- _GIVEN TASK_
Output all lines exactly.

──────── DATA FOR THE TASK ────────

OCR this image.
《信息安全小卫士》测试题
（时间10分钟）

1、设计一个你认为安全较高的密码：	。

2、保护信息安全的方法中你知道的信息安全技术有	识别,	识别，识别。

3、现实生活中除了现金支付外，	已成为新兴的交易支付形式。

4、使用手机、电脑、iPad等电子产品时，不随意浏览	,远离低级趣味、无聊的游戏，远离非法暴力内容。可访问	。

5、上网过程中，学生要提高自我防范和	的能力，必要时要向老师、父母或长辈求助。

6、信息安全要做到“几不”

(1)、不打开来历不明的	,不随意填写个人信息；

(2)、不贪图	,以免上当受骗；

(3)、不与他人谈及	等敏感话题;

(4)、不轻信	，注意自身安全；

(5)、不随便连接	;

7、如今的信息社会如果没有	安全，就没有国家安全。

────────

- _EXERCISE ANSWER_
OCR this image.
《信息安全小卫士》测试题
（时间10分钟）

1、设计一个你认为安全较高的密码：	。

2、保护信息安全的方法中你知道的信息安全技术有	识别,	识别，识别。

3、现实生活中除了现金支付外，	已成为新兴的交易支付形式。

4、使用手机、电脑、iPad等电子产品时，不随意浏览	,远离低级趣味、无聊的游戏，远离非法暴力内容。可访问	。

5、上网过程中，学生要提高自我防范和	的能力，必要时要向老师、父母或长辈求助。

6、信息安全要做到“几不”

(1)、不打开来历不明的	,不随意填写个人信息；

(2)、不贪图	,以免上当受骗；

(3)、不与他人谈及	等敏感话题;

(4)、不轻信	，注意自身安全；

(5)、不随便连接	;

7、如今的信息社会如果没有	安全，就没有国家安全。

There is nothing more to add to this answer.